WHAT YOU NEED TO DO:
- A) Please translate this sentence from the message below on configuring onboard devices into Spanish: "You're 100% right in that we do need to configure onboard devices."
- B) In the message below on configuring onboard devices, how was the configuration problem sidestepped for isa-fdc?

DOCUMENT EXCERPT:

§

From: Markus Armbruster
Subject: Re: Configuring onboard devices
Date: Thu, 30 Apr 2020 16:11:52 +0200
User-agent: Gnus/5.13 (Gnus v5.13) Emacs/26.3 (gnu/linux)

Mark Cave-Ayland <address@hidden> writes:

> On 30/04/2020 11:03, Markus Armbruster wrote:
>> Peter Maydell <address@hidden> writes:
>> 
>>> On Thu, 30 Apr 2020 at 08:09, Markus Armbruster <address@hidden> wrote:
>>>> Our means to configure onboard devices are weak.  We sidestepped this
>>>> for isa-fdc by taking it off the board, and thus make -device work.
>>>
>>> This seems to be a general dynamic: the x86 pc machine works
>>> via -device options (or is changed so it can work that way);
>>> and then people propose dropping/deprecating/etc the config
>>> options that work with onboard devices, without providing
>>> clear solutions/instructions on how the command line needs
>>> to change/etc for the mass of boards which are not the x86
>>> pc machine and which do have a lot of onboard devices which
>>> can't be handled via -device.
>>>
>>> So my gut reaction to the "we should deprecate -global"
>>> suggestions in this thread was a bit "here we go again"...
>>> What works for x86 or even "what is sufficient for libvirt"
>>> doesn't necessarily cover all the cases.
>> 
>> Such shortsighted proposals have been made, but don't think it's what
>> we're doing here.
>> 
>> You're 100% right in that we do need to configure onboard devices.

§

SUPPLIED MATERIAL:

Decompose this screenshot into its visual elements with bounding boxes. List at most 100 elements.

§

ANSWERS PER TASK:
- A) Tienes razón al cien por cien en que sí necesitamos configurar los dispositivos integrados en la placa.

- B) It was taken off the board, which made -device work.